[ITEMS]
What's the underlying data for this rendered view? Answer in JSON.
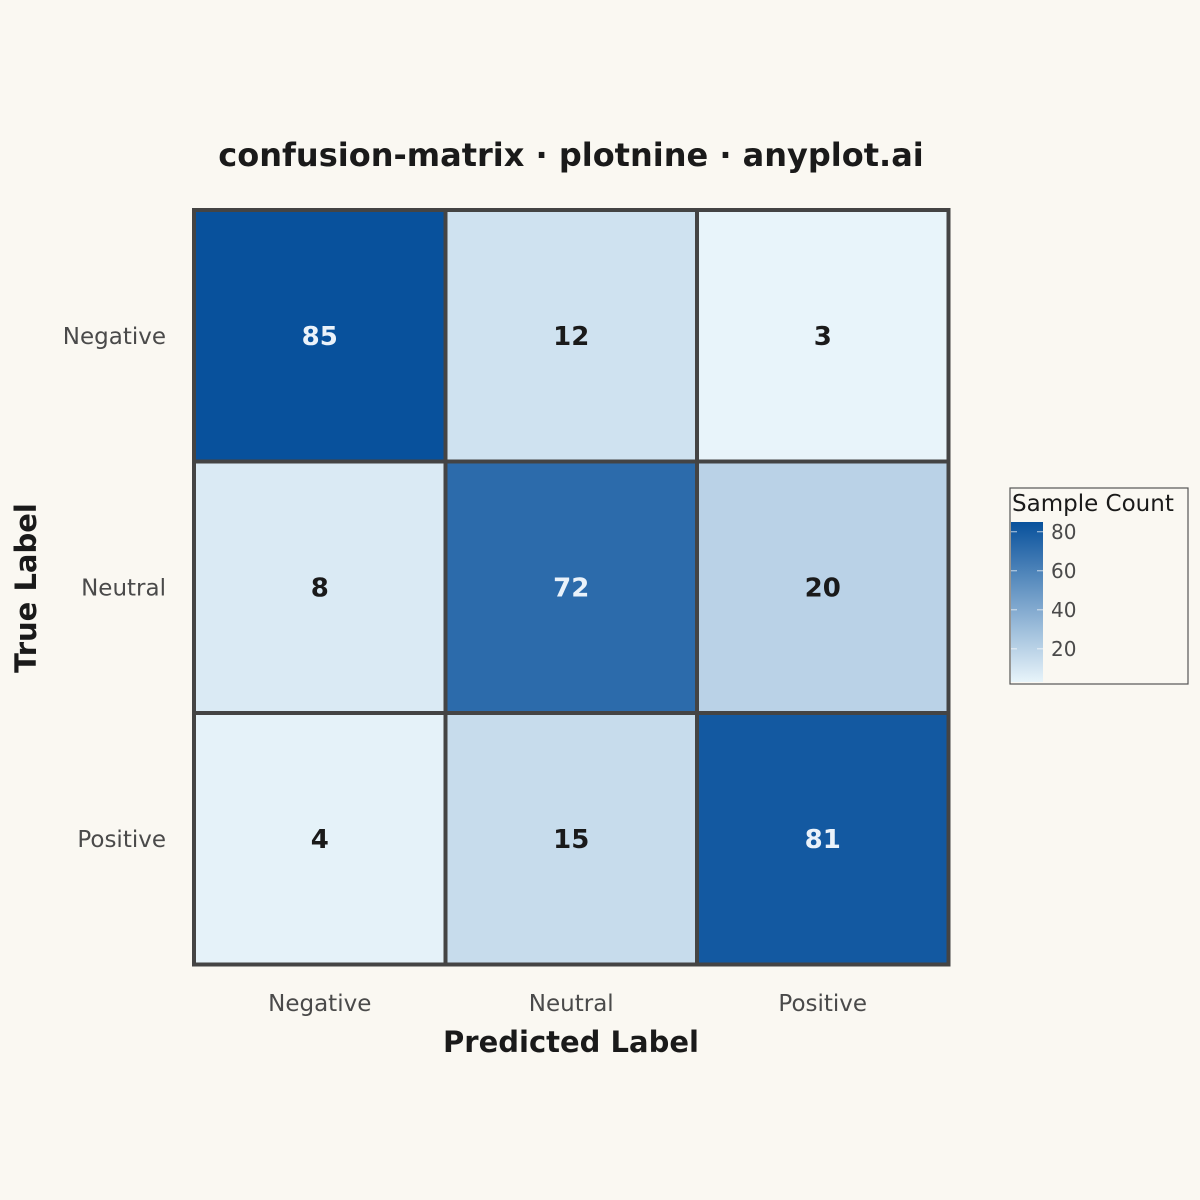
{
  "chart_data": {
    "type": "heatmap",
    "title": "confusion-matrix · plotnine · anyplot.ai",
    "xlabel": "Predicted Label",
    "ylabel": "True Label",
    "x_categories": [
      "Negative",
      "Neutral",
      "Positive"
    ],
    "y_categories": [
      "Negative",
      "Neutral",
      "Positive"
    ],
    "values": [
      [
        85,
        12,
        3
      ],
      [
        8,
        72,
        20
      ],
      [
        4,
        15,
        81
      ]
    ],
    "legend": {
      "title": "Sample Count",
      "ticks": [
        20,
        40,
        60,
        80
      ],
      "range": [
        3,
        85
      ],
      "placement": "right"
    },
    "colors": {
      "low": "#E8F4FA",
      "high": "#08519C",
      "grid": "#444444",
      "background": "#FAF8F2",
      "text_dark": "#1a1a1a",
      "text_light": "#EAF2FA"
    },
    "grid": false
  }
}
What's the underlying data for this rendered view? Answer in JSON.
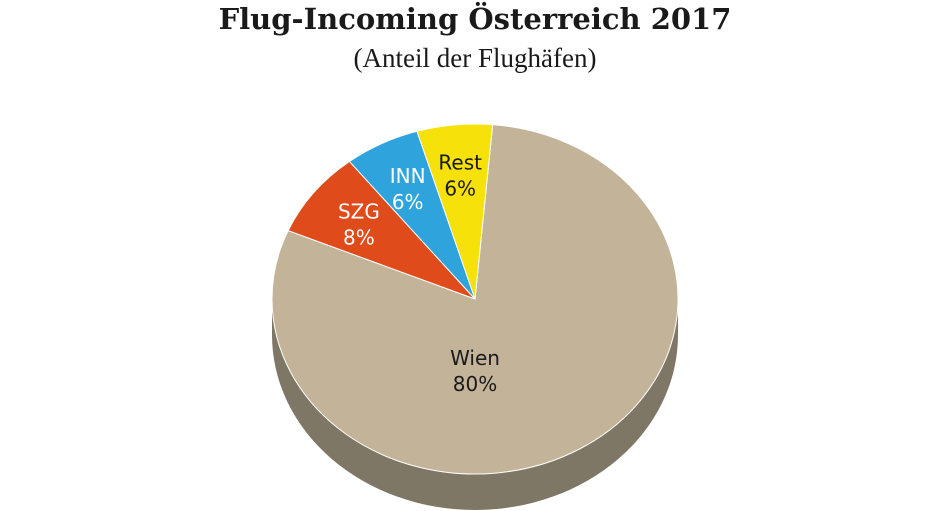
{
  "chart_data": {
    "type": "pie",
    "title": "Flug-Incoming Österreich 2017",
    "subtitle": "(Anteil der Flughäfen)",
    "slices": [
      {
        "name": "Wien",
        "value": 80,
        "label": "80%",
        "color": "#c2b399",
        "side_color": "#7f7766",
        "text_color": "#1a1a1a"
      },
      {
        "name": "SZG",
        "value": 8,
        "label": "8%",
        "color": "#df4b1a",
        "side_color": "#9a3412",
        "text_color": "#ffffff"
      },
      {
        "name": "INN",
        "value": 6,
        "label": "6%",
        "color": "#2ea3dc",
        "side_color": "#1d6f95",
        "text_color": "#ffffff"
      },
      {
        "name": "Rest",
        "value": 6,
        "label": "6%",
        "color": "#f6e10b",
        "side_color": "#a89a08",
        "text_color": "#1a1a1a"
      }
    ]
  }
}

[INSTRUCTIONS FOR THE TASK] Print every entry exactly as written, without the pictures.

[EXERCISE RESPONSE]
What's the underlying data for this rendered view? Answer in JSON.
{
  "chart_data": {
    "type": "heatmap",
    "title": "confusion-matrix · plotnine · anyplot.ai",
    "xlabel": "Predicted Label",
    "ylabel": "True Label",
    "x_categories": [
      "Negative",
      "Neutral",
      "Positive"
    ],
    "y_categories": [
      "Negative",
      "Neutral",
      "Positive"
    ],
    "values": [
      [
        85,
        12,
        3
      ],
      [
        8,
        72,
        20
      ],
      [
        4,
        15,
        81
      ]
    ],
    "legend": {
      "title": "Sample Count",
      "ticks": [
        20,
        40,
        60,
        80
      ],
      "range": [
        3,
        85
      ],
      "placement": "right"
    },
    "colors": {
      "low": "#E8F4FA",
      "high": "#08519C",
      "grid": "#444444",
      "background": "#FAF8F2",
      "text_dark": "#1a1a1a",
      "text_light": "#EAF2FA"
    },
    "grid": false
  }
}
What's the underlying data for this rendered view? Answer in JSON.
{
  "chart_data": {
    "type": "pie",
    "title": "Flug-Incoming Österreich 2017",
    "subtitle": "(Anteil der Flughäfen)",
    "slices": [
      {
        "name": "Wien",
        "value": 80,
        "label": "80%",
        "color": "#c2b399",
        "side_color": "#7f7766",
        "text_color": "#1a1a1a"
      },
      {
        "name": "SZG",
        "value": 8,
        "label": "8%",
        "color": "#df4b1a",
        "side_color": "#9a3412",
        "text_color": "#ffffff"
      },
      {
        "name": "INN",
        "value": 6,
        "label": "6%",
        "color": "#2ea3dc",
        "side_color": "#1d6f95",
        "text_color": "#ffffff"
      },
      {
        "name": "Rest",
        "value": 6,
        "label": "6%",
        "color": "#f6e10b",
        "side_color": "#a89a08",
        "text_color": "#1a1a1a"
      }
    ]
  }
}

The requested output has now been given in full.